- [WHAT IS REQUIRED]:
Show every line that has the string "today" in it.

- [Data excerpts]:

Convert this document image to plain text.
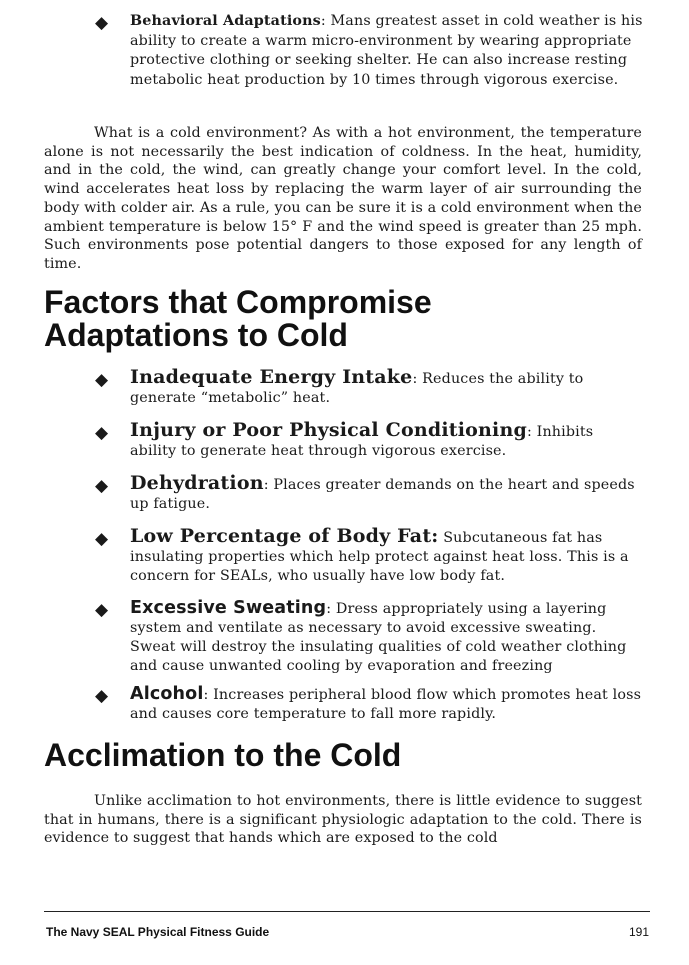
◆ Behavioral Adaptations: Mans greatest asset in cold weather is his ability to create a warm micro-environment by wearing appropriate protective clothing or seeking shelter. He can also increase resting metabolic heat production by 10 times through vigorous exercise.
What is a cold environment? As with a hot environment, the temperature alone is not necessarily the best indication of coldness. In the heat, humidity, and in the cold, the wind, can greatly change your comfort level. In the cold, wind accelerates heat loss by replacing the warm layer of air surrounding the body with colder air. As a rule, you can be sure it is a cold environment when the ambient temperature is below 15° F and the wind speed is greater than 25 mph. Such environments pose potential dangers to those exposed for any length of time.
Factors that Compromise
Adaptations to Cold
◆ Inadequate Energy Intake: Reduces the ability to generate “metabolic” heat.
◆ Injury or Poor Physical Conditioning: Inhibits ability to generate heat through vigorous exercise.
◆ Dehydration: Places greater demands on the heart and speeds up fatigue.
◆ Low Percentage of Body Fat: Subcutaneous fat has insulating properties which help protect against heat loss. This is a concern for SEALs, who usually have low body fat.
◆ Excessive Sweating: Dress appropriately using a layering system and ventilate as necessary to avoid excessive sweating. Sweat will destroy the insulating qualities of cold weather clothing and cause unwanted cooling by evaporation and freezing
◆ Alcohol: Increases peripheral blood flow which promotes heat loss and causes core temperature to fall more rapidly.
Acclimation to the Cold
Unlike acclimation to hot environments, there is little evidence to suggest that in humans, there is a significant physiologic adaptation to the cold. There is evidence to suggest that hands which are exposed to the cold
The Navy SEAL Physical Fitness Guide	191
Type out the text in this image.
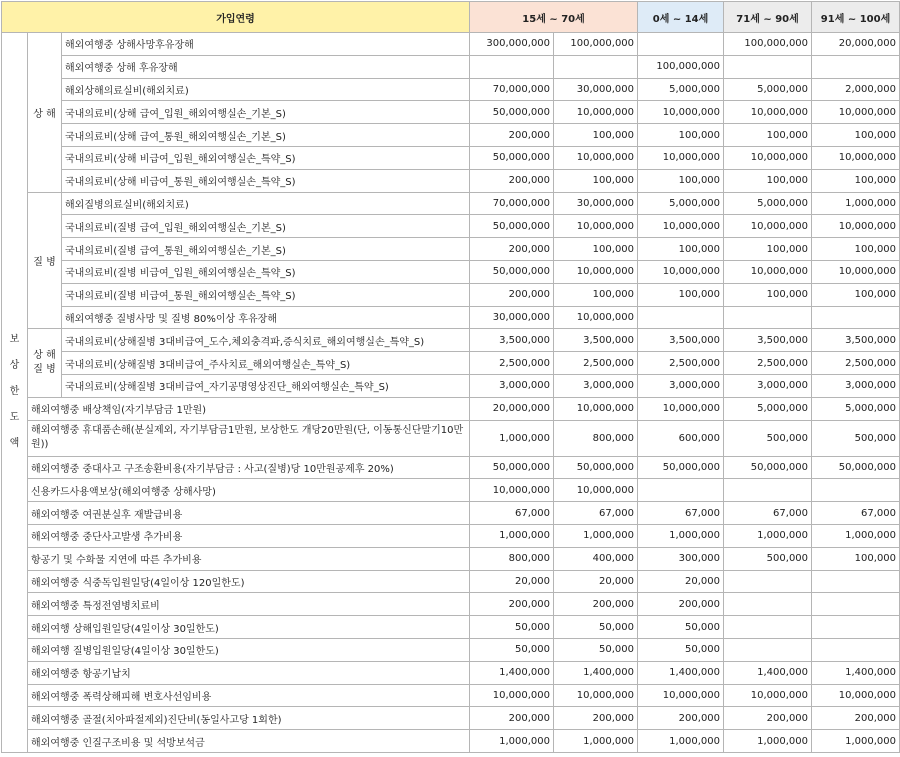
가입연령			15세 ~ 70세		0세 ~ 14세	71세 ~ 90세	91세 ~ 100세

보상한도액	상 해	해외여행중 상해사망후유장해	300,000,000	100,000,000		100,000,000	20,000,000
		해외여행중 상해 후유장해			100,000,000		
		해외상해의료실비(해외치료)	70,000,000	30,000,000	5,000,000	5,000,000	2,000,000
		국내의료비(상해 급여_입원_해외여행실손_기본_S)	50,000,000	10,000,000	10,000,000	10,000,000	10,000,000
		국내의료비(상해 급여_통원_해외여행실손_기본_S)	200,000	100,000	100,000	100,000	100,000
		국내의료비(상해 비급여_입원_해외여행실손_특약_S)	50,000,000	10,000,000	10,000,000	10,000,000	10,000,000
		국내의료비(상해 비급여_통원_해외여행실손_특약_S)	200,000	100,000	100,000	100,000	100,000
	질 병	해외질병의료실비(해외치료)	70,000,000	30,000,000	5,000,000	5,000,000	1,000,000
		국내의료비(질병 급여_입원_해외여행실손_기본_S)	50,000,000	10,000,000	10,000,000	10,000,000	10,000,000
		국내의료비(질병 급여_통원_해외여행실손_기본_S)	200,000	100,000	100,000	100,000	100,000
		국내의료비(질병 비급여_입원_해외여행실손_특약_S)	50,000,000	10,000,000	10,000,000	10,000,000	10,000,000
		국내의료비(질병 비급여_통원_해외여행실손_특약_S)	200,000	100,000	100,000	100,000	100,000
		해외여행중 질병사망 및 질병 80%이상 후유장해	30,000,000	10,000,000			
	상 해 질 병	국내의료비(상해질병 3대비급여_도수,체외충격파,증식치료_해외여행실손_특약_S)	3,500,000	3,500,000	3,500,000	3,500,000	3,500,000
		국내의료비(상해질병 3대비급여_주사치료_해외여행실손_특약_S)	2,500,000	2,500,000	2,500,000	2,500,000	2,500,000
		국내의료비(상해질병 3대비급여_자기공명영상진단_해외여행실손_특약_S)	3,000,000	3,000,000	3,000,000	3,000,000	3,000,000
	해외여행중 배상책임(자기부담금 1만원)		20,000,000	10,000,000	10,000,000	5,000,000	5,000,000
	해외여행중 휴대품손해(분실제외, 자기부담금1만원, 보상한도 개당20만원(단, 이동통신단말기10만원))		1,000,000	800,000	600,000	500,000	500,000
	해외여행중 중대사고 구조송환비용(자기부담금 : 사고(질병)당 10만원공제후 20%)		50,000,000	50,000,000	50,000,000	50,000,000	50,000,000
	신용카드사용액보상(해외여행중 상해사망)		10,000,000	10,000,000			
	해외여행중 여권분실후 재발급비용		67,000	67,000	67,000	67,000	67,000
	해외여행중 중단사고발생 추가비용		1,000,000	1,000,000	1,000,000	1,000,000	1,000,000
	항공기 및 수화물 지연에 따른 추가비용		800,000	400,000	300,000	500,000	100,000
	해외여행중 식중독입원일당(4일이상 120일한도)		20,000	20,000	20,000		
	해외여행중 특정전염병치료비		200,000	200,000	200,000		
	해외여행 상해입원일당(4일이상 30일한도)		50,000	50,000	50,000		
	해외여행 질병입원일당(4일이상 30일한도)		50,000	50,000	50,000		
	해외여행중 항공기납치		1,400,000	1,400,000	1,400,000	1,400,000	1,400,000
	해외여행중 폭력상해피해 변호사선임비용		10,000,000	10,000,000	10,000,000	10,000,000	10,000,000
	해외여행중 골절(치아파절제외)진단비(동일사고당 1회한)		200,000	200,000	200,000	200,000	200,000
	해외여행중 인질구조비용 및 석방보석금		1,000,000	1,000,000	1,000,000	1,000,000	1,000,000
...
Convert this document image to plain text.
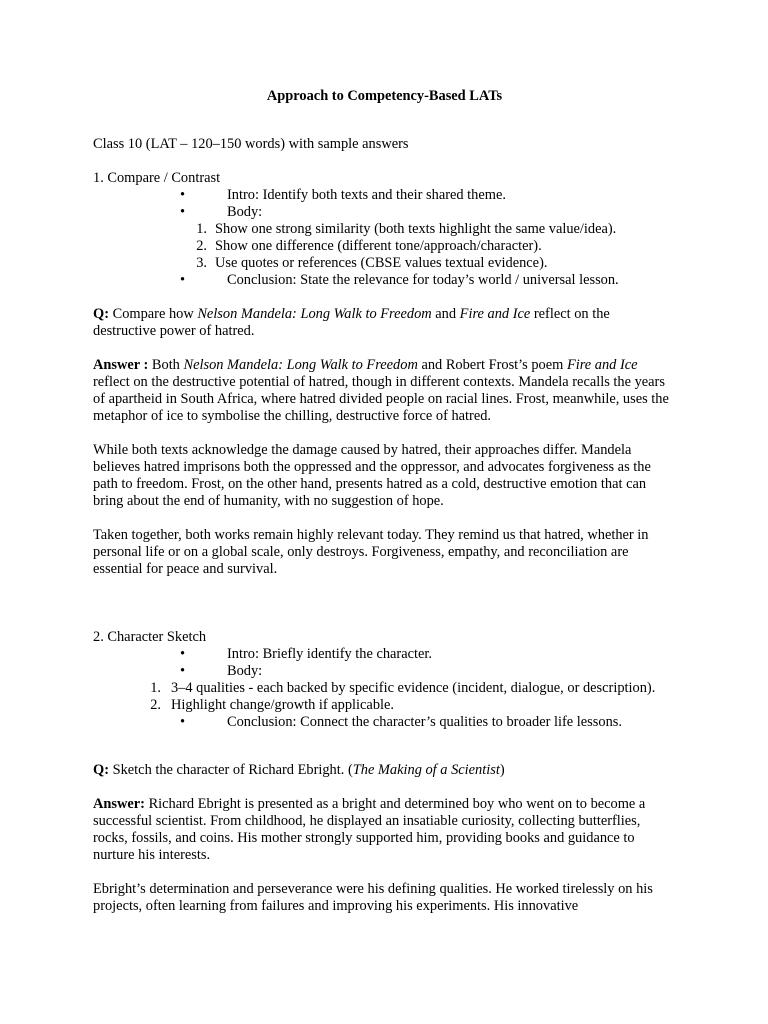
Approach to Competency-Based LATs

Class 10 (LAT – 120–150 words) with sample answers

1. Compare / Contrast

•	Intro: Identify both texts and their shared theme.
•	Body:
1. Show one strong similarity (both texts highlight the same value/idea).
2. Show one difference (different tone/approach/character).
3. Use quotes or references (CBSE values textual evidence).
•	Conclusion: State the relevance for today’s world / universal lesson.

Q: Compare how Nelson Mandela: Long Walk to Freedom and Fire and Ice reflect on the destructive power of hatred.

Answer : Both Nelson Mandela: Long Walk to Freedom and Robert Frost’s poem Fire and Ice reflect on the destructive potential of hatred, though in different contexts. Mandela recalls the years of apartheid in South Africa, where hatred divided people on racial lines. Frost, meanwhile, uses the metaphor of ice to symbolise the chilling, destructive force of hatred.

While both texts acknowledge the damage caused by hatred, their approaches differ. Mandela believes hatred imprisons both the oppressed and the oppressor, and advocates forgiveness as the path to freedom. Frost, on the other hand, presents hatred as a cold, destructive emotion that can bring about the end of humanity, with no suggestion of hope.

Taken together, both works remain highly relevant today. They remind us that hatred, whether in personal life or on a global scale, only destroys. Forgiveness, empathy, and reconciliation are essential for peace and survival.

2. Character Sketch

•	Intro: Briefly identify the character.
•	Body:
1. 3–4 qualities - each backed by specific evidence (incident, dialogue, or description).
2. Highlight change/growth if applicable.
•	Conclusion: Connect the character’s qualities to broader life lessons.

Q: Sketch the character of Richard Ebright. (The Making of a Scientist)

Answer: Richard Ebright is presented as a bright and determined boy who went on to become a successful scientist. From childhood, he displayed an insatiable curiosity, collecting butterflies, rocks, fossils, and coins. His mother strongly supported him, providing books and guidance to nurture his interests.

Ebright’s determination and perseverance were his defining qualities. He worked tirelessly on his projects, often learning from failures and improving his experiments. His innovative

- [SOLUTION TO THE PROBLEM]:
•	Conclusion: State the relevance for today’s world / universal lesson.
Taken together, both works remain highly relevant today. They remind us that hatred, whether in personal life or on a global scale, only destroys. Forgiveness, empathy, and reconciliation are essential for peace and survival.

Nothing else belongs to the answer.